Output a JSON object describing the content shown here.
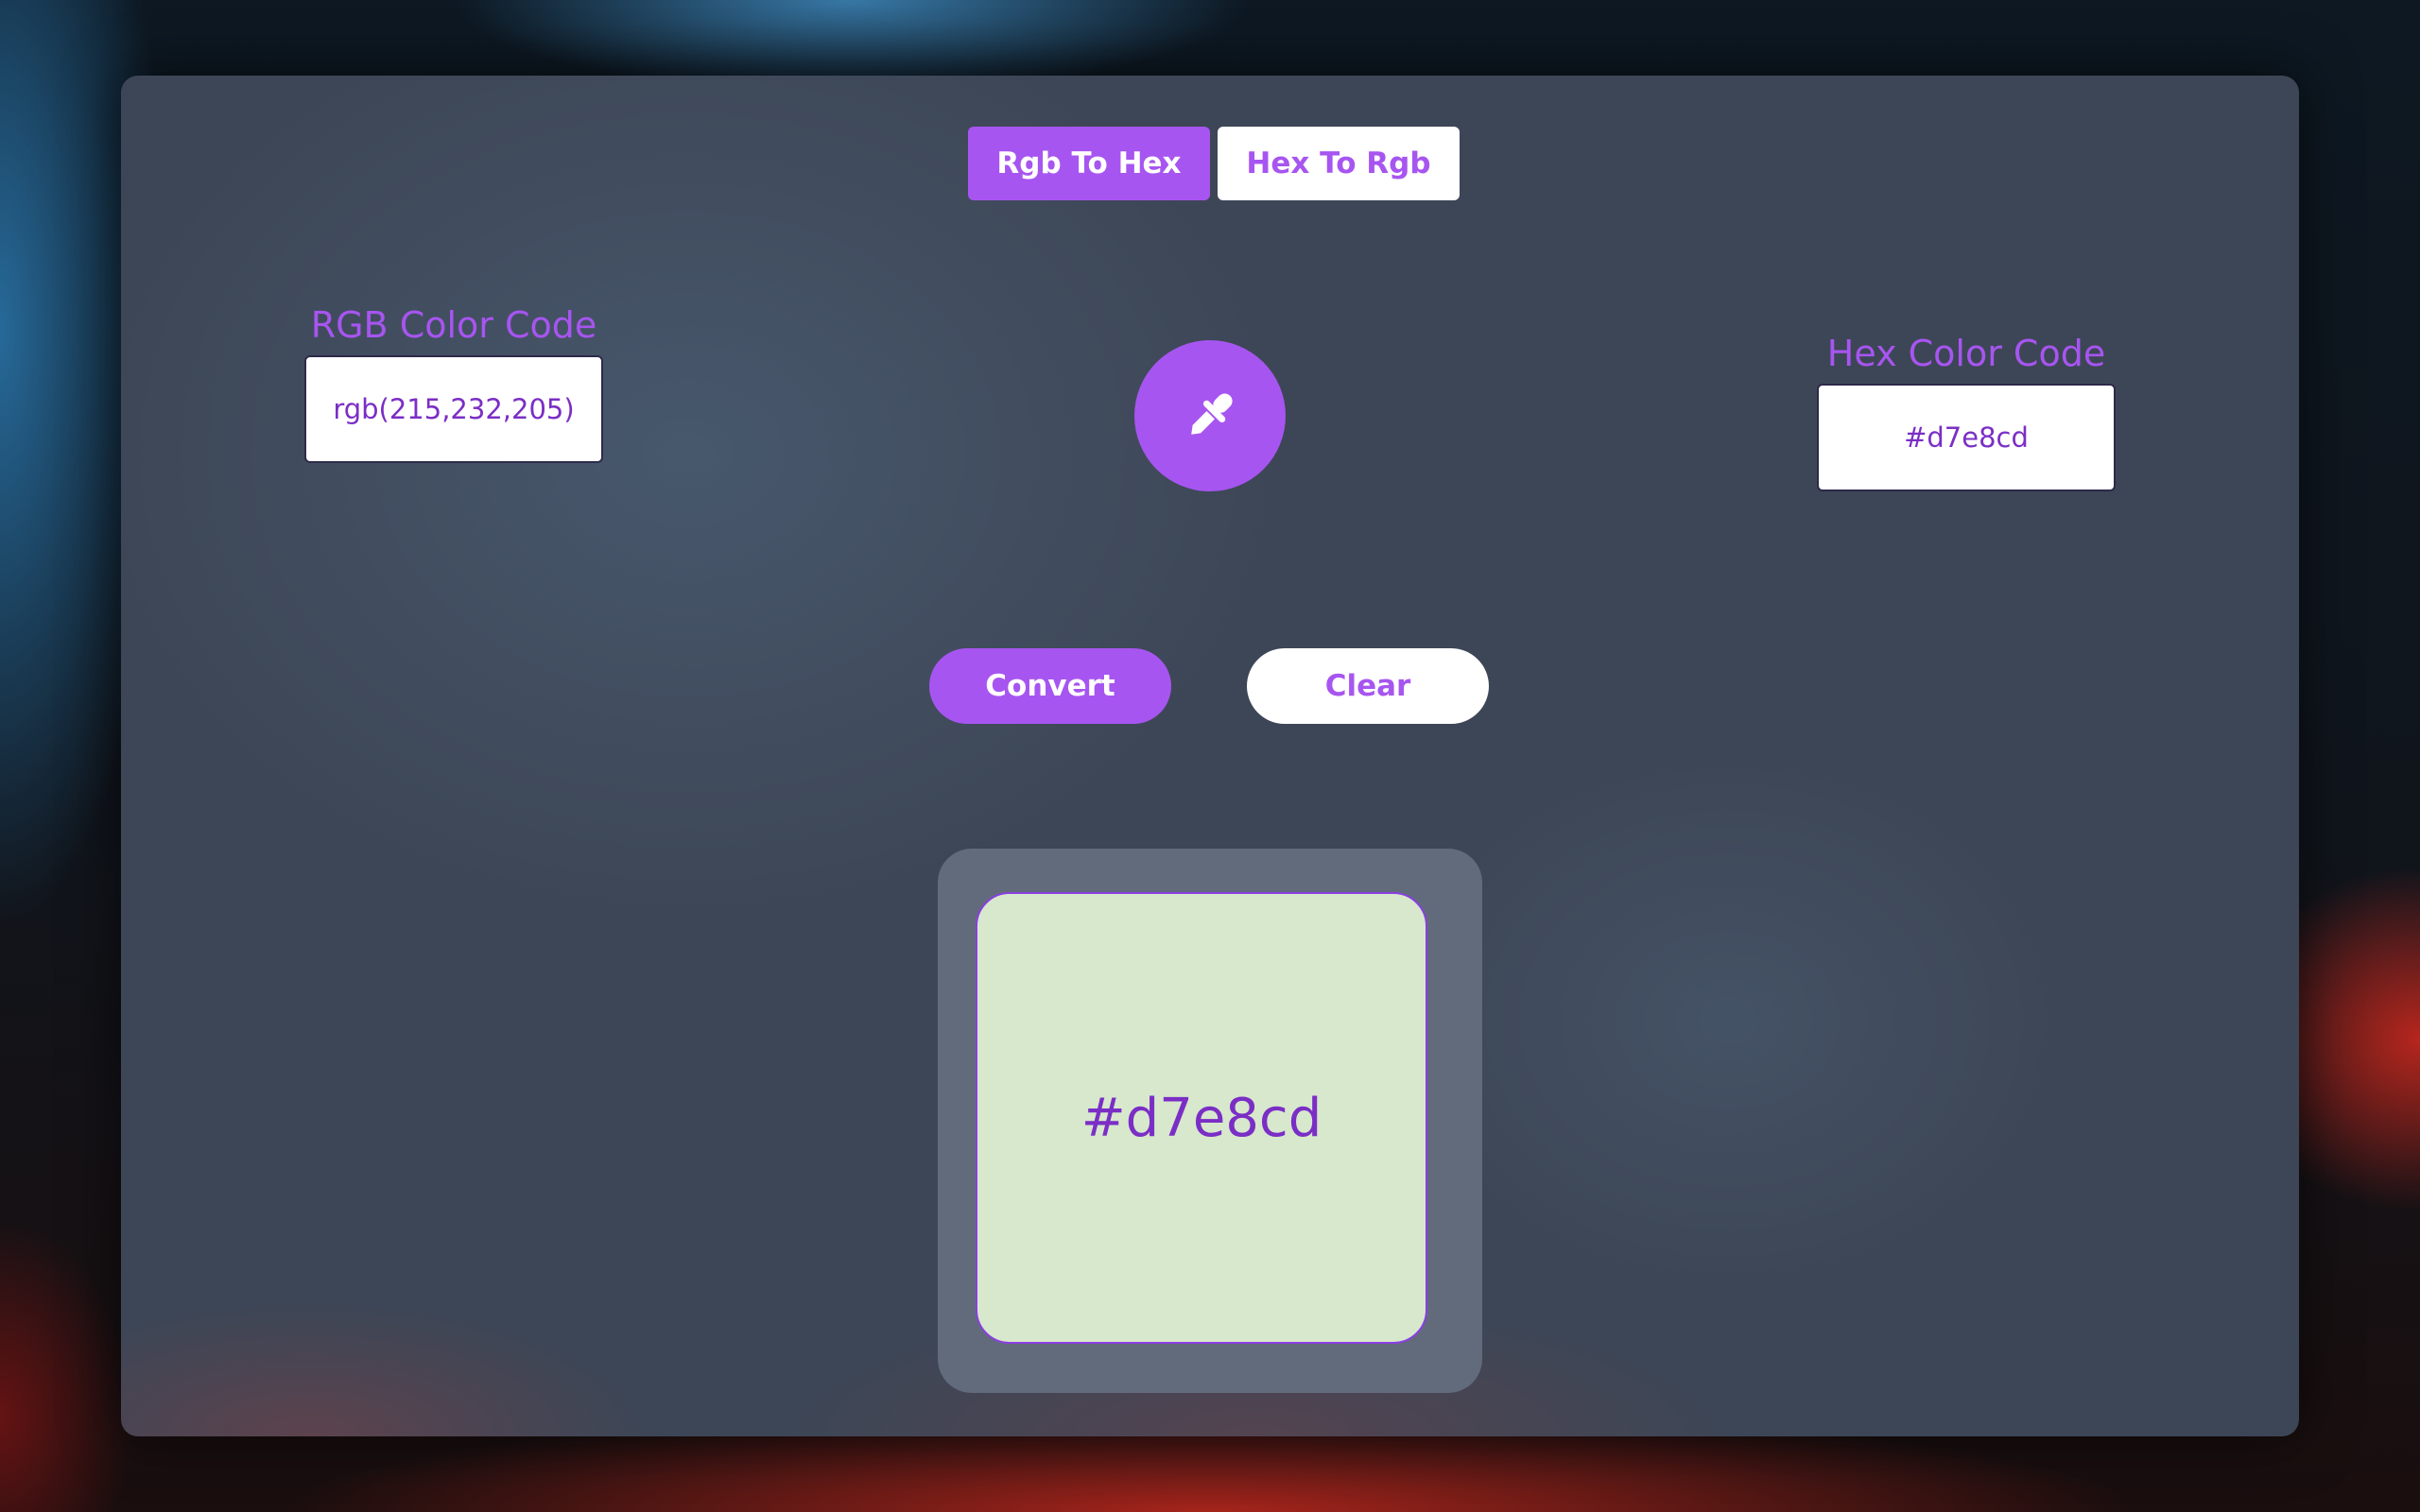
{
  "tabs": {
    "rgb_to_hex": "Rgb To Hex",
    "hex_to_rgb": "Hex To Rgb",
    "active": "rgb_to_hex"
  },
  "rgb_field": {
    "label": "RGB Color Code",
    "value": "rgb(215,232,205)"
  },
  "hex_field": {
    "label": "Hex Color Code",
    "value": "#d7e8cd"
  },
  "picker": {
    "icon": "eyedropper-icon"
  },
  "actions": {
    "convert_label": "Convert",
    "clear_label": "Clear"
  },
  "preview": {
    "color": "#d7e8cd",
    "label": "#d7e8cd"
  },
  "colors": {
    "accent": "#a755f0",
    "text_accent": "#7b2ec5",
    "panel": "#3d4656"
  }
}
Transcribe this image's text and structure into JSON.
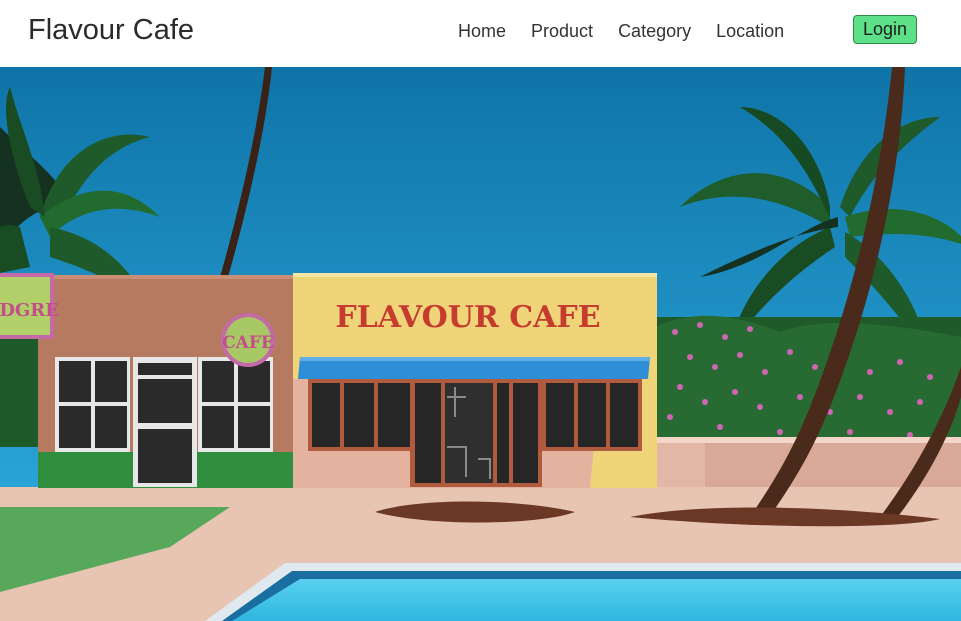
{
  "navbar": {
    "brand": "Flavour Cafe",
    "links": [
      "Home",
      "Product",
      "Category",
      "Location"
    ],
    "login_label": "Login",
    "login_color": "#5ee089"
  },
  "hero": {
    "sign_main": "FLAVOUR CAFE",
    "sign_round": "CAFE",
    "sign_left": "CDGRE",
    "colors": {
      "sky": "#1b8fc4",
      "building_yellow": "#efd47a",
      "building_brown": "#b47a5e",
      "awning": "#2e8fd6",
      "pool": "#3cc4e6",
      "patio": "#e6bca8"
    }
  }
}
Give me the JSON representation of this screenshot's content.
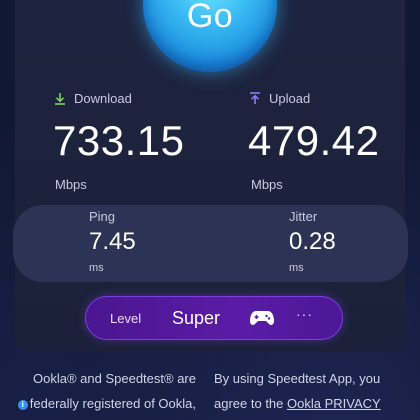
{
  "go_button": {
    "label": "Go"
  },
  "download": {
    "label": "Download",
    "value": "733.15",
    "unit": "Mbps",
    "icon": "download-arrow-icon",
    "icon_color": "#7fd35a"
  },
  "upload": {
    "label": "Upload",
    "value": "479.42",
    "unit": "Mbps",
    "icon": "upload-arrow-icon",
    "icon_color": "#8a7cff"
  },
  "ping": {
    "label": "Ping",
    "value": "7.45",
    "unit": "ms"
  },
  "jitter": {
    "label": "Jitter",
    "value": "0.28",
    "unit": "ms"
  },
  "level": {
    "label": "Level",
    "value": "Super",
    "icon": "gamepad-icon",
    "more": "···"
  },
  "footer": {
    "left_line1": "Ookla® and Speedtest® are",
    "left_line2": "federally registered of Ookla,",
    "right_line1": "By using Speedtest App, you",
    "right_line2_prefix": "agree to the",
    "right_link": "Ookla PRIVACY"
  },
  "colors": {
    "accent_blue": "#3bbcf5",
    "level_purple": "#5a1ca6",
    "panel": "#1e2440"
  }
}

——

Requirement: Find how many lines of the entries contain "this". Respond with the number only.

Task output: 2